_The task_
Rewrite the items below, replacing "elements" with "components" and leaving everything else unchanged. Leave the pictures out.

_Task input_
[Begin]

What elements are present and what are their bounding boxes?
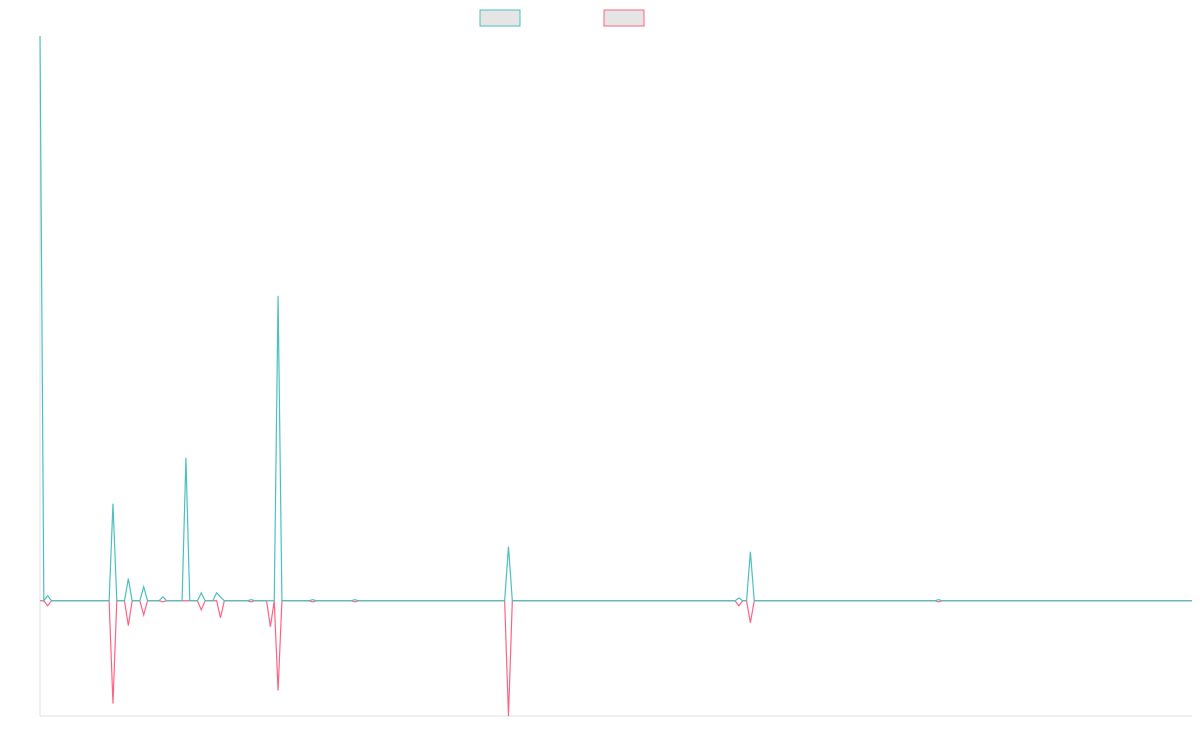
legend-swatch (479, 9, 521, 27)
series-line (39, 35, 1192, 603)
legend-swatch (603, 9, 645, 27)
series-line (40, 600, 1192, 717)
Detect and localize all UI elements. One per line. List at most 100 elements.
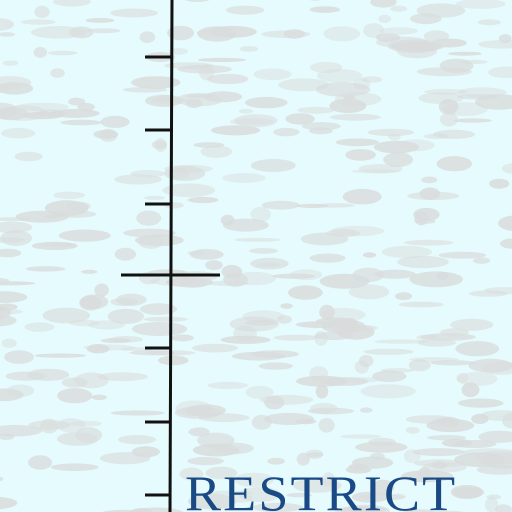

[End]

_Answer to this problem_
What components are present and what are their bounding boxes?
legend-swatch (479, 9, 521, 27)
series-line (39, 35, 1192, 603)
legend-swatch (603, 9, 645, 27)
series-line (40, 600, 1192, 717)
Detect and localize all UI components. One per line. List at most 100 components.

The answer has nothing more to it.